● **Work instructions**
Find every line in the data that contains the word "label" and copy each one.

○ ○ ○ ○

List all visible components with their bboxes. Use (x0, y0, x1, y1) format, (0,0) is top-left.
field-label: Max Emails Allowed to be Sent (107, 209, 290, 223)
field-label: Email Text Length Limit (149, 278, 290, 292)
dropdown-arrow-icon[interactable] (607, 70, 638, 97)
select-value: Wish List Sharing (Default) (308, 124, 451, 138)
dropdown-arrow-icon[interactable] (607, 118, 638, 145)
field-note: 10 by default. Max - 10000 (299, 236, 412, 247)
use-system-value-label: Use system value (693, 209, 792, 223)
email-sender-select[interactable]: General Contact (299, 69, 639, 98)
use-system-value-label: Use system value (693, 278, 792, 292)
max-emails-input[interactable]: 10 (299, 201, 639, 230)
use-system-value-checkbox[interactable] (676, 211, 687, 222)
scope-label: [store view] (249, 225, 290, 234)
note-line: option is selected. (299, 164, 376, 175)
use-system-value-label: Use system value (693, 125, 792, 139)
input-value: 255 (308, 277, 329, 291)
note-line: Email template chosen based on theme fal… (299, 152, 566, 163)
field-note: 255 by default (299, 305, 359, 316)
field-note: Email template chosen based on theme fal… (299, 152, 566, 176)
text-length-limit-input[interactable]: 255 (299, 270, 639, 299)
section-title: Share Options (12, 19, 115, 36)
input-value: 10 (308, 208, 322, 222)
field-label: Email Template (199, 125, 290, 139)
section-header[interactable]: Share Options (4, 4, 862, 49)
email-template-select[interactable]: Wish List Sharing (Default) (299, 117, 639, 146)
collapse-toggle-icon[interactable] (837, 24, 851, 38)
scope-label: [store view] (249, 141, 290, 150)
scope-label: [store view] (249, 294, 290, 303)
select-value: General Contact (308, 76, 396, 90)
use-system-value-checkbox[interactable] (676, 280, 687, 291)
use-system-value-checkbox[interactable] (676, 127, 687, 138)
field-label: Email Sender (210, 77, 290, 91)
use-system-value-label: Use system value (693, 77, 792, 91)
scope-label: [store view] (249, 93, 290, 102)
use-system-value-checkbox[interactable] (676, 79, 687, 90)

○ ○ ○ ○

● **Solved exercise**
field-label: Max Emails Allowed to be Sent (107, 209, 290, 223)
field-label: Email Text Length Limit (149, 278, 290, 292)
use-system-value-label: Use system value (693, 209, 792, 223)
use-system-value-label: Use system value (693, 278, 792, 292)
scope-label: [store view] (249, 225, 290, 234)
use-system-value-label: Use system value (693, 125, 792, 139)
field-label: Email Template (199, 125, 290, 139)
scope-label: [store view] (249, 141, 290, 150)
scope-label: [store view] (249, 294, 290, 303)
field-label: Email Sender (210, 77, 290, 91)
use-system-value-label: Use system value (693, 77, 792, 91)
scope-label: [store view] (249, 93, 290, 102)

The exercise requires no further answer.